> **CONSIGNE ÉCRITE**
Répondez à ces questions d'après l'extrait, en marquant vos réponses de la même façon :
(a) Quels sont les quatre thèmes autour desquels le livre est découpé ?
(b) En quelle année et sous quel titre Si c'est un homme est-il paru en France ?
(c) De quels rapports de Hannah Arendt le dernier article de la première partie parle-t-il ?

> **EXTRAIT DE PAGE**
Le livre se découpe en quatre parties, centrées chacune autour d’une thématique : le totalitarisme, l’engagement des intellectuels, lieux et mémoires et enfin pour finir, le (demi-)siècle étatsunien. Mais avant cela, dans une introduction caractéristique des dernières publications de T. Judt (dont on retrouve bien entendu de nombreux éléments dans ces autres livres, particulièrement son « testament politique » et son autre recueil d’articles, comme la place de l’Etat p. 8-10), ce dernier entretient le lecteur de ce qui n’est plus en notre début de XXIe siècle : la mémorialisation qui remplace la mémoire, les irréconciliables visions du XXe siècle des deux côtés de l’Atlantique, sur la perte temporaire de pouvoir du politique face à l’économique et le retour de la peur comme facteur politique en Occident. Son aversion pour le victimisme et le présentéisme est plus que palpable (p. 4).

La première partie permet à T. Judt de se concentrer sur plusieurs figures de l’engagement politique d’intellectuels à différents moments dans le XXe siècle : Arthur Koestler, Primo Levi, Manès Sperber et Hannah Arendt. Dans le premier article, l’auteur n’est pas tendre du tout avec l’auteur du livre qu’il critique (p. 30). Dans le second article, au ton plus doux, T. Judt revient entre autres choses sur la réception de l’œuvre de Primo Levi (p. 46-47). Publié pour la première fois en Italie en 1946, Si c’est un homme ne parait en France qu’en 1961 sous un titre qui change son sens (J’étais un homme), mais le succès ne vient vraiment qu’après la mort de l’auteur en 1986.

Autre homme du XIXe siècle, cosmopolite comme A. Koestler, Manès Sperber est aussi un de ceux qui transforme les obligations religieuses juives en une volonté de changer le monde (p. 70) et qui grâce à ses mémoires (comme S. Zweig par exemple), permet de comprendre une époque où l’expérience de la Galicie multilingue conduit à s’intéresser au futur du prolétariat allemand (p. 72). Le dernier article de cette partie est l’occasion de parler du rapport à la germanité et au sionisme de Hannah Arendt. T. Judt revient aussi sur ce que pense H. Arendt des Conseils Juifs dans les ghettos durant la Seconde Guerre Mondiale, penchant en faveur des contradicteurs de la philosophe. On sort de la lecture de cet article avec une image différente de la philosophe : l’auteur est convaincant quand il argumente sur l’absence de systématisation chez H. Arendt. Mais T. Judt insiste aussi sur son apport à la critique de la contemporanéité.

> **INFORMATIONS FOURNIES**

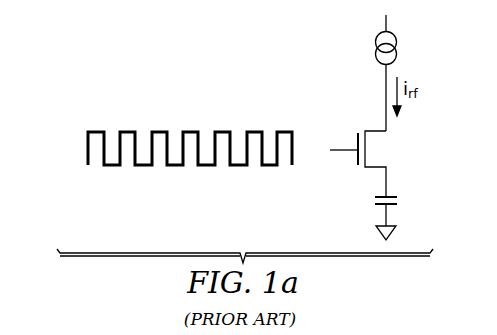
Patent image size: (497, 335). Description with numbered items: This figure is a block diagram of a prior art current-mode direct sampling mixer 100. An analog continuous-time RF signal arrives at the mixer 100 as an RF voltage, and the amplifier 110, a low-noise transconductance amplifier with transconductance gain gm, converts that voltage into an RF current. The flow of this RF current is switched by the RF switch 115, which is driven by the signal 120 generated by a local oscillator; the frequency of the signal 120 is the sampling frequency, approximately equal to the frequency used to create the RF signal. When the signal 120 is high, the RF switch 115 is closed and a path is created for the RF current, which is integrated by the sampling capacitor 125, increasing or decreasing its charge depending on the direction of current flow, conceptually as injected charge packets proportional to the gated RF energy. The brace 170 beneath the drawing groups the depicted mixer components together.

> **RÉPONSE ATTENDUE**
(a) Le totalitarisme, l'engagement des intellectuels, lieux et mémoires, et le (demi-)siècle étatsunien.
(b) En 1961, sous le titre J'étais un homme.
(c) De son rapport à la germanité et au sionisme.